Given instruction: Copy everything in the data below exactly except the pictures.
▶
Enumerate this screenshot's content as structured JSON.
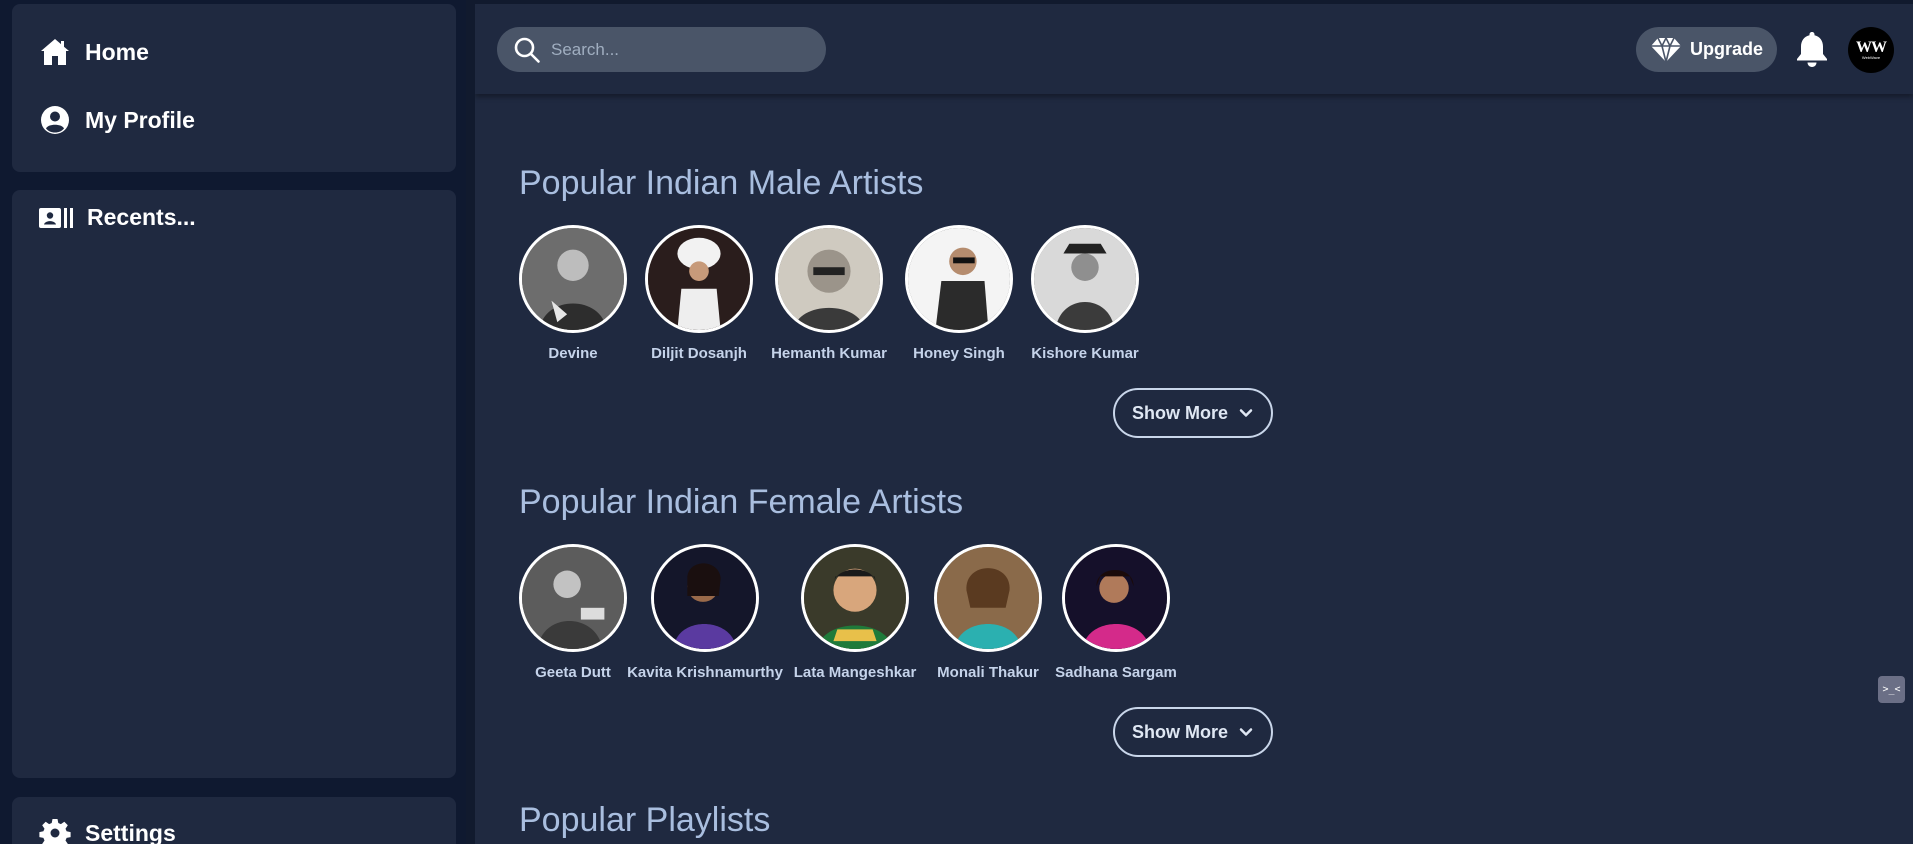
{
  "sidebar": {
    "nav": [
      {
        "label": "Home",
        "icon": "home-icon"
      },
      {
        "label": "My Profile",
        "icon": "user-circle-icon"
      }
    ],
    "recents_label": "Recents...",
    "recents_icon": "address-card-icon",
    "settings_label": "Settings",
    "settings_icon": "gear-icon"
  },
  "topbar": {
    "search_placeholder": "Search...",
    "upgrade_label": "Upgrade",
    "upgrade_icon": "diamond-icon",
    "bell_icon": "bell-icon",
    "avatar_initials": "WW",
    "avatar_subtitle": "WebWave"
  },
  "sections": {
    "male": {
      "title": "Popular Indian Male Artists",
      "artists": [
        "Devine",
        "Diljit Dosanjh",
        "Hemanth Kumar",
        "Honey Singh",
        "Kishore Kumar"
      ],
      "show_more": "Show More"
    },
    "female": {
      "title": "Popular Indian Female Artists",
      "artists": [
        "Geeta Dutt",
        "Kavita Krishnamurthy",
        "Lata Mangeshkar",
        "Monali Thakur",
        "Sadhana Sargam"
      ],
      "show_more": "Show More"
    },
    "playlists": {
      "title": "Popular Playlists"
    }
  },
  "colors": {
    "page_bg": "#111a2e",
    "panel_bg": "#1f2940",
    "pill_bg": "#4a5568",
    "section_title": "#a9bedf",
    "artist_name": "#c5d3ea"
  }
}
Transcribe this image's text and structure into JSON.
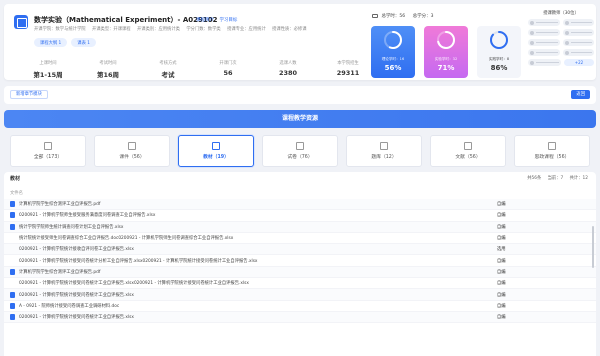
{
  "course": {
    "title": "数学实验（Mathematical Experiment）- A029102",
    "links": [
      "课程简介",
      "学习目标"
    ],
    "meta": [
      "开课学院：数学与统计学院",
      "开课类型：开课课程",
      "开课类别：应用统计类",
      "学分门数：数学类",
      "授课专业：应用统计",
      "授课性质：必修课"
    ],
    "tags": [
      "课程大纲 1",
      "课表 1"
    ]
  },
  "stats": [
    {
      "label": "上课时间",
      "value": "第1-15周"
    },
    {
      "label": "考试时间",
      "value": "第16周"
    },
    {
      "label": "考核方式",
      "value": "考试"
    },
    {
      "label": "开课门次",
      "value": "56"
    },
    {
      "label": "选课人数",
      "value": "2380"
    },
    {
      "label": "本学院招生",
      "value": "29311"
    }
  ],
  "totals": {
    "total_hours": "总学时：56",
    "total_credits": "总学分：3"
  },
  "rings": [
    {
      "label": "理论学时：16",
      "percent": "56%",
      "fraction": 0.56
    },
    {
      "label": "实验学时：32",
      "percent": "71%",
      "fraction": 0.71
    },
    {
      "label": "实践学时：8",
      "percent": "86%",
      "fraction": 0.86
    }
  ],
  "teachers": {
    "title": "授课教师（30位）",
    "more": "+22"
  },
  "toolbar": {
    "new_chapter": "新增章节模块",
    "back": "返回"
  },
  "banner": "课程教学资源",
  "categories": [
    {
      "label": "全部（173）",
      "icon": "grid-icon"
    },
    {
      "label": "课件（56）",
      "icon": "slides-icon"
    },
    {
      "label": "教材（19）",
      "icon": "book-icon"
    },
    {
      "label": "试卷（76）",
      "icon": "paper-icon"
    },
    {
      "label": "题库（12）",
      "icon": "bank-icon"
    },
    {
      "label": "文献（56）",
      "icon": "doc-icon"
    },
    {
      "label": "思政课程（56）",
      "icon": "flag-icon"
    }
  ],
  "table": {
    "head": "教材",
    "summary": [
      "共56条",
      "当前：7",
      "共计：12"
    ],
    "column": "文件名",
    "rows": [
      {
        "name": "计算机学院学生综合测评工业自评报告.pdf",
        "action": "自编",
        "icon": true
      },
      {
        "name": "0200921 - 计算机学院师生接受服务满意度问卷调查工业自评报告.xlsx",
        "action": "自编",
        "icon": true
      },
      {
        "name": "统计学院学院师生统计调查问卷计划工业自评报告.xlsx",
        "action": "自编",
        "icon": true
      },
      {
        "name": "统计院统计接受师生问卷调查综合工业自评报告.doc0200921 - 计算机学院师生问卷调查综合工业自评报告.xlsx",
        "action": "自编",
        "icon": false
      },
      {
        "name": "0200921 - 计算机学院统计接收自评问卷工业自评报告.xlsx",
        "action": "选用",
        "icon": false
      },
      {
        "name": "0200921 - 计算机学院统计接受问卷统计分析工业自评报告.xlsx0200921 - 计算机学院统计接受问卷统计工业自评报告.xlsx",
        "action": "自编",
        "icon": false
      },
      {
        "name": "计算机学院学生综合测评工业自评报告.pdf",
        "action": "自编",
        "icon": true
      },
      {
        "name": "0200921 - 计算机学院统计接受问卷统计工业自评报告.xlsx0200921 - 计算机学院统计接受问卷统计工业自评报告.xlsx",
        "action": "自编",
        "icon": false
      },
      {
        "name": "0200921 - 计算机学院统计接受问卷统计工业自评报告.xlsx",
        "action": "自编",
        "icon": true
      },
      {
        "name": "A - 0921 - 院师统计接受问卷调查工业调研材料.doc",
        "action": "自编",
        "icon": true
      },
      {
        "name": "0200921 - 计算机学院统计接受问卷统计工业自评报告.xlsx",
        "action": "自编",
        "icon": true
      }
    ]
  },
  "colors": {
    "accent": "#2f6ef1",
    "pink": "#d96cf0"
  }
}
◀
Finished task:
Enumerate this screenshot's content as structured JSON.
{
  "sidebar": {
    "nav": [
      {
        "label": "Home",
        "icon": "home-icon"
      },
      {
        "label": "My Profile",
        "icon": "user-circle-icon"
      }
    ],
    "recents_label": "Recents...",
    "recents_icon": "address-card-icon",
    "settings_label": "Settings",
    "settings_icon": "gear-icon"
  },
  "topbar": {
    "search_placeholder": "Search...",
    "upgrade_label": "Upgrade",
    "upgrade_icon": "diamond-icon",
    "bell_icon": "bell-icon",
    "avatar_initials": "WW",
    "avatar_subtitle": "WebWave"
  },
  "sections": {
    "male": {
      "title": "Popular Indian Male Artists",
      "artists": [
        "Devine",
        "Diljit Dosanjh",
        "Hemanth Kumar",
        "Honey Singh",
        "Kishore Kumar"
      ],
      "show_more": "Show More"
    },
    "female": {
      "title": "Popular Indian Female Artists",
      "artists": [
        "Geeta Dutt",
        "Kavita Krishnamurthy",
        "Lata Mangeshkar",
        "Monali Thakur",
        "Sadhana Sargam"
      ],
      "show_more": "Show More"
    },
    "playlists": {
      "title": "Popular Playlists"
    }
  },
  "colors": {
    "page_bg": "#111a2e",
    "panel_bg": "#1f2940",
    "pill_bg": "#4a5568",
    "section_title": "#a9bedf",
    "artist_name": "#c5d3ea"
  }
}
Transcribe this image's text and structure into JSON.
{
  "course": {
    "title": "数学实验（Mathematical Experiment）- A029102",
    "links": [
      "课程简介",
      "学习目标"
    ],
    "meta": [
      "开课学院：数学与统计学院",
      "开课类型：开课课程",
      "开课类别：应用统计类",
      "学分门数：数学类",
      "授课专业：应用统计",
      "授课性质：必修课"
    ],
    "tags": [
      "课程大纲 1",
      "课表 1"
    ]
  },
  "stats": [
    {
      "label": "上课时间",
      "value": "第1-15周"
    },
    {
      "label": "考试时间",
      "value": "第16周"
    },
    {
      "label": "考核方式",
      "value": "考试"
    },
    {
      "label": "开课门次",
      "value": "56"
    },
    {
      "label": "选课人数",
      "value": "2380"
    },
    {
      "label": "本学院招生",
      "value": "29311"
    }
  ],
  "totals": {
    "total_hours": "总学时：56",
    "total_credits": "总学分：3"
  },
  "rings": [
    {
      "label": "理论学时：16",
      "percent": "56%",
      "fraction": 0.56
    },
    {
      "label": "实验学时：32",
      "percent": "71%",
      "fraction": 0.71
    },
    {
      "label": "实践学时：8",
      "percent": "86%",
      "fraction": 0.86
    }
  ],
  "teachers": {
    "title": "授课教师（30位）",
    "more": "+22"
  },
  "toolbar": {
    "new_chapter": "新增章节模块",
    "back": "返回"
  },
  "banner": "课程教学资源",
  "categories": [
    {
      "label": "全部（173）",
      "icon": "grid-icon"
    },
    {
      "label": "课件（56）",
      "icon": "slides-icon"
    },
    {
      "label": "教材（19）",
      "icon": "book-icon"
    },
    {
      "label": "试卷（76）",
      "icon": "paper-icon"
    },
    {
      "label": "题库（12）",
      "icon": "bank-icon"
    },
    {
      "label": "文献（56）",
      "icon": "doc-icon"
    },
    {
      "label": "思政课程（56）",
      "icon": "flag-icon"
    }
  ],
  "table": {
    "head": "教材",
    "summary": [
      "共56条",
      "当前：7",
      "共计：12"
    ],
    "column": "文件名",
    "rows": [
      {
        "name": "计算机学院学生综合测评工业自评报告.pdf",
        "action": "自编",
        "icon": true
      },
      {
        "name": "0200921 - 计算机学院师生接受服务满意度问卷调查工业自评报告.xlsx",
        "action": "自编",
        "icon": true
      },
      {
        "name": "统计学院学院师生统计调查问卷计划工业自评报告.xlsx",
        "action": "自编",
        "icon": true
      },
      {
        "name": "统计院统计接受师生问卷调查综合工业自评报告.doc0200921 - 计算机学院师生问卷调查综合工业自评报告.xlsx",
        "action": "自编",
        "icon": false
      },
      {
        "name": "0200921 - 计算机学院统计接收自评问卷工业自评报告.xlsx",
        "action": "选用",
        "icon": false
      },
      {
        "name": "0200921 - 计算机学院统计接受问卷统计分析工业自评报告.xlsx0200921 - 计算机学院统计接受问卷统计工业自评报告.xlsx",
        "action": "自编",
        "icon": false
      },
      {
        "name": "计算机学院学生综合测评工业自评报告.pdf",
        "action": "自编",
        "icon": true
      },
      {
        "name": "0200921 - 计算机学院统计接受问卷统计工业自评报告.xlsx0200921 - 计算机学院统计接受问卷统计工业自评报告.xlsx",
        "action": "自编",
        "icon": false
      },
      {
        "name": "0200921 - 计算机学院统计接受问卷统计工业自评报告.xlsx",
        "action": "自编",
        "icon": true
      },
      {
        "name": "A - 0921 - 院师统计接受问卷调查工业调研材料.doc",
        "action": "自编",
        "icon": true
      },
      {
        "name": "0200921 - 计算机学院统计接受问卷统计工业自评报告.xlsx",
        "action": "自编",
        "icon": true
      }
    ]
  },
  "colors": {
    "accent": "#2f6ef1",
    "pink": "#d96cf0"
  }
}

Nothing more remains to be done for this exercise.